GOAL
Copy each line of the data below with the word "skontaktować".
* BEGIN RECORDED DATA *
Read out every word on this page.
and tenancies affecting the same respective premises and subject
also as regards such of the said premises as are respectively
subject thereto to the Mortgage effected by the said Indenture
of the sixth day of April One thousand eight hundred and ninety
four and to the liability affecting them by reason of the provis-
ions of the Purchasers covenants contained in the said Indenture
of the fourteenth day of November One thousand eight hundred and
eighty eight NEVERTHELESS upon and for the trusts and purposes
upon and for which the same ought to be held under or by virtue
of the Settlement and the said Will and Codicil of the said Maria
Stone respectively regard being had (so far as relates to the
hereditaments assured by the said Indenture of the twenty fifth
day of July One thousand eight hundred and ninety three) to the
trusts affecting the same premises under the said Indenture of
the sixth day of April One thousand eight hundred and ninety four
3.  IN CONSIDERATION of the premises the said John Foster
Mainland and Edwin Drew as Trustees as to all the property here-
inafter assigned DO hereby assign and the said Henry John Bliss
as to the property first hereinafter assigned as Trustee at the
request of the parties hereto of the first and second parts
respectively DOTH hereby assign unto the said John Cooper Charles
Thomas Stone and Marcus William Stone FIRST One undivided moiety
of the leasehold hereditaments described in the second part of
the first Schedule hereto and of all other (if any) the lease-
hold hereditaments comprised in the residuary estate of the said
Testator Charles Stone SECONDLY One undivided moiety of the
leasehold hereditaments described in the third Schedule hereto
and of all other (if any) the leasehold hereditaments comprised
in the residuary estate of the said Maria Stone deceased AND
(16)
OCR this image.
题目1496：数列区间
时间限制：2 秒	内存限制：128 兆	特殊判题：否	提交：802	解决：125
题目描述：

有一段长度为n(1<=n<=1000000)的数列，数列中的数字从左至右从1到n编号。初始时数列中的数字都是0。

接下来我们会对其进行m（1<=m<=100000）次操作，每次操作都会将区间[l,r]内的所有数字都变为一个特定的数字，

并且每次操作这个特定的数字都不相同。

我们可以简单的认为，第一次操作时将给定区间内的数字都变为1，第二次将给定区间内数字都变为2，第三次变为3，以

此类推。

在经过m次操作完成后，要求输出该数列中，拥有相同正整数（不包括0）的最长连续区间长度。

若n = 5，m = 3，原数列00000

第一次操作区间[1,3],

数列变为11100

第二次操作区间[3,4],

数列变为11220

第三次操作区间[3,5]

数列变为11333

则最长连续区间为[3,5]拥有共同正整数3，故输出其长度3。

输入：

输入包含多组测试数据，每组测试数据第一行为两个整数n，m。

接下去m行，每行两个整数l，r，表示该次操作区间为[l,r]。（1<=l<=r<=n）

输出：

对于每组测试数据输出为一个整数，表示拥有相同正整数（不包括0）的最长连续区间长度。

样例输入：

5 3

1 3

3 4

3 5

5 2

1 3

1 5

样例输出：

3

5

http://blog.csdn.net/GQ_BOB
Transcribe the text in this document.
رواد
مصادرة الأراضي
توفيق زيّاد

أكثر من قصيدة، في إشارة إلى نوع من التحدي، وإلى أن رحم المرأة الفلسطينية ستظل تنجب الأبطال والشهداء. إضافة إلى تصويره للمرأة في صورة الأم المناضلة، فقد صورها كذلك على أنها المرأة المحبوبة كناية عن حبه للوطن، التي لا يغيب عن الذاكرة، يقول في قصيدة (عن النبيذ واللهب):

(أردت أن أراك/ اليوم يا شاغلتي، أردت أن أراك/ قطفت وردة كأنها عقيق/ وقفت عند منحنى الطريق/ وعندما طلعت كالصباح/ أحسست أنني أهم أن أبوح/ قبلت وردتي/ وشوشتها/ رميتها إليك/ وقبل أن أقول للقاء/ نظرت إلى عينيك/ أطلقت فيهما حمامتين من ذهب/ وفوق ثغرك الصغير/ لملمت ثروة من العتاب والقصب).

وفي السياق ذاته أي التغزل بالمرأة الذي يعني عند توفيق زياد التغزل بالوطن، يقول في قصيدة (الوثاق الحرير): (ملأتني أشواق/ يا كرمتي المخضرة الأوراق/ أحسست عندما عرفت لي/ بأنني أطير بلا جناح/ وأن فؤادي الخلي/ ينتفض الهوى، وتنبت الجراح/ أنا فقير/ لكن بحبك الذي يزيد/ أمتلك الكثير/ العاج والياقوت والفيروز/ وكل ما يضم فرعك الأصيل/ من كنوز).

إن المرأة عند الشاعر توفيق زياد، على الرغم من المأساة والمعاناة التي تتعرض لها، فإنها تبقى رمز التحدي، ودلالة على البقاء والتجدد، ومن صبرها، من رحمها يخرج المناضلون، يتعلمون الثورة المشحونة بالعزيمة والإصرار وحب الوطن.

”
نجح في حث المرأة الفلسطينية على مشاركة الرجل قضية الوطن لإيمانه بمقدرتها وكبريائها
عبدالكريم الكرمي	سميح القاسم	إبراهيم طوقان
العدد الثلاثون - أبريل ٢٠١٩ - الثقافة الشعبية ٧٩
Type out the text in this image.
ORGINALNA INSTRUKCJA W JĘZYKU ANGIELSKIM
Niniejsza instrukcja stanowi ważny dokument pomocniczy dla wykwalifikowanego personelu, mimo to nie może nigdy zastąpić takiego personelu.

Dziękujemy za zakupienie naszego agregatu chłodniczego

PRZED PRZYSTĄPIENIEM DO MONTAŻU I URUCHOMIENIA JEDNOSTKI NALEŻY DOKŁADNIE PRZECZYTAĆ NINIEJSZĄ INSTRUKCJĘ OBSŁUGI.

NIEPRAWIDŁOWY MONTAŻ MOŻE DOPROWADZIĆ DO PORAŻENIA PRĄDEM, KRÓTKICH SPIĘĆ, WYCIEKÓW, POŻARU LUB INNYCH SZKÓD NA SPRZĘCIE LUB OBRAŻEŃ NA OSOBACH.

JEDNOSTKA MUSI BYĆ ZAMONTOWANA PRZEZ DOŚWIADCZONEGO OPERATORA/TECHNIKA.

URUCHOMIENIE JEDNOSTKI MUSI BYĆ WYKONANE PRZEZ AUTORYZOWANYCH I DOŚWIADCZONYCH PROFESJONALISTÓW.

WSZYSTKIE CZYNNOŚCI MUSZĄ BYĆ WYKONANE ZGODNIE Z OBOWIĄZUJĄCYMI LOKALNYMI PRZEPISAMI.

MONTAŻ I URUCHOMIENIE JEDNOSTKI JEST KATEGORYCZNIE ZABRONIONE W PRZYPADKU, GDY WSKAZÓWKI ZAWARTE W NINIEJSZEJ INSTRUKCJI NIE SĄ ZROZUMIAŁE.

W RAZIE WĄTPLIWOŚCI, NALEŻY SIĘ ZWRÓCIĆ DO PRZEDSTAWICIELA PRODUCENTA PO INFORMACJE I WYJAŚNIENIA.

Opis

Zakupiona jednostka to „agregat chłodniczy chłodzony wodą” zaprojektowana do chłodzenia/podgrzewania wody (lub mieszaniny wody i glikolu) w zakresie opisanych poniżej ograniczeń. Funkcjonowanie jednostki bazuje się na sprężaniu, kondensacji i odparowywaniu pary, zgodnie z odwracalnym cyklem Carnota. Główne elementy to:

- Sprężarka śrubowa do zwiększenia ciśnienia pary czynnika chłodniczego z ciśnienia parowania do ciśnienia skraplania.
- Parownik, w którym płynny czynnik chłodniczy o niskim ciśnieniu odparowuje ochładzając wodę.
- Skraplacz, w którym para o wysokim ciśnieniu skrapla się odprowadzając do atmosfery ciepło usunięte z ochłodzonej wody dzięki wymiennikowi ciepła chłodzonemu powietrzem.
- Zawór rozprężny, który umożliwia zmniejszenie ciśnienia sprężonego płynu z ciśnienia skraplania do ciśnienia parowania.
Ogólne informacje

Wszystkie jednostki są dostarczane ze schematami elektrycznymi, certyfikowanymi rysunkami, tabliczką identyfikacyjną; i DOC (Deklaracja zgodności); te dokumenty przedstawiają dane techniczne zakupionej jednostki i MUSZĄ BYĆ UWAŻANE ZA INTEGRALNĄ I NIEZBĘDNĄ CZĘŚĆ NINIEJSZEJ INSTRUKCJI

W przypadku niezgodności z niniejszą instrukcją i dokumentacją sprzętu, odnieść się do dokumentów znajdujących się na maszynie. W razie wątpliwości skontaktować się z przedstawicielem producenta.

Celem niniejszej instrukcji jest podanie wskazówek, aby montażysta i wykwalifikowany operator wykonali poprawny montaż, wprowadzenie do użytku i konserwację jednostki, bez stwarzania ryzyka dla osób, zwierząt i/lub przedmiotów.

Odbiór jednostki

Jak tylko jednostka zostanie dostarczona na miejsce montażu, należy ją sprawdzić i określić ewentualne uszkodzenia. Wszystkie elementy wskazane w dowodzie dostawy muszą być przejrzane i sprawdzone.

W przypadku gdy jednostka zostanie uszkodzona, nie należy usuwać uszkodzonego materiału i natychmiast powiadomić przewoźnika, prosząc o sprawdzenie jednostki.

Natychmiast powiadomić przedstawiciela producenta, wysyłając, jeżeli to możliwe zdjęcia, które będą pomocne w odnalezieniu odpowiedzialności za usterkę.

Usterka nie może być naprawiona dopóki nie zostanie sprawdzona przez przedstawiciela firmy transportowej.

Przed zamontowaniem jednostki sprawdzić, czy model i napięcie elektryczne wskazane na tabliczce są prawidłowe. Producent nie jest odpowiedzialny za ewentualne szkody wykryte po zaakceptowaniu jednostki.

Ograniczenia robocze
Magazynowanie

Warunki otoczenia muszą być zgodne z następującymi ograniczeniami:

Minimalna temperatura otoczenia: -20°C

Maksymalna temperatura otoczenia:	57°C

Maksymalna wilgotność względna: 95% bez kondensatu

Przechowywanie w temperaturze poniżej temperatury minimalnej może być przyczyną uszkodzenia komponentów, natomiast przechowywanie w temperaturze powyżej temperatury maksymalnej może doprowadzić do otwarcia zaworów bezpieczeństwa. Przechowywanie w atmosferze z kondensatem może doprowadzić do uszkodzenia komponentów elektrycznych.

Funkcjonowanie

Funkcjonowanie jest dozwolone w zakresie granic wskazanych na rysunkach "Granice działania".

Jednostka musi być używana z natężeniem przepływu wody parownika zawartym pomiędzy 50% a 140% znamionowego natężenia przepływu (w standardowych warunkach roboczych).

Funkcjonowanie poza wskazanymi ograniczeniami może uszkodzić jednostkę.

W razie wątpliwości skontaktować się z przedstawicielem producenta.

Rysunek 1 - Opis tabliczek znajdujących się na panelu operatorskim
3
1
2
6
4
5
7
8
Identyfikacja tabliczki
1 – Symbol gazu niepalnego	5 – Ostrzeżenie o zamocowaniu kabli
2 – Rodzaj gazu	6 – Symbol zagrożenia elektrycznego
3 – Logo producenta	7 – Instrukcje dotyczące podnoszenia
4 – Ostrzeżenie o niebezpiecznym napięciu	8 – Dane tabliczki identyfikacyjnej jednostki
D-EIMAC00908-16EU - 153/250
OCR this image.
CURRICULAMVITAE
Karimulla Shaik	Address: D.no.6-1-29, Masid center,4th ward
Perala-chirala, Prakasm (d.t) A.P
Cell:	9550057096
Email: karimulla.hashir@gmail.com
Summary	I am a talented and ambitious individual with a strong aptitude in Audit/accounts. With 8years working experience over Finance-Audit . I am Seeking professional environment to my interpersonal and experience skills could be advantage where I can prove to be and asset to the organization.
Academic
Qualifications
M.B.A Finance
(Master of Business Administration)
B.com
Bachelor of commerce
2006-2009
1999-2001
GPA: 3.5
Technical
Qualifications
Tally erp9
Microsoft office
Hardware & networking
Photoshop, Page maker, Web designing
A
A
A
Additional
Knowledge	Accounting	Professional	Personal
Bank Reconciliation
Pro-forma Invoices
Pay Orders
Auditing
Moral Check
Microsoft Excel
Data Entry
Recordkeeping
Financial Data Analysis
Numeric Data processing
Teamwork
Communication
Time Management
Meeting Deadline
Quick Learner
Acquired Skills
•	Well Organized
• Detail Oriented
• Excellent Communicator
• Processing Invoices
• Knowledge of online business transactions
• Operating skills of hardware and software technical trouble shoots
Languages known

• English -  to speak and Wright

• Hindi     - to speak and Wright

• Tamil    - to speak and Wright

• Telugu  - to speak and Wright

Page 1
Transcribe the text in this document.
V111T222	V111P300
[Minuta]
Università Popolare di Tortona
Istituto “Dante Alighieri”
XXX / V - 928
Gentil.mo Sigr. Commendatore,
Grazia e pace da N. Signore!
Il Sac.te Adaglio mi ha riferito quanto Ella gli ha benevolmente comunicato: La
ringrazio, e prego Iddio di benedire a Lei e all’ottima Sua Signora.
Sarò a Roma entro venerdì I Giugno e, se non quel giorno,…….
* END RECORDED DATA *
FINAL RESULT
W przypadku niezgodności z niniejszą instrukcją i dokumentacją sprzętu, odnieść się do dokumentów znajdujących się na maszynie. W razie wątpliwości skontaktować się z przedstawicielem producenta.
W razie wątpliwości skontaktować się z przedstawicielem producenta.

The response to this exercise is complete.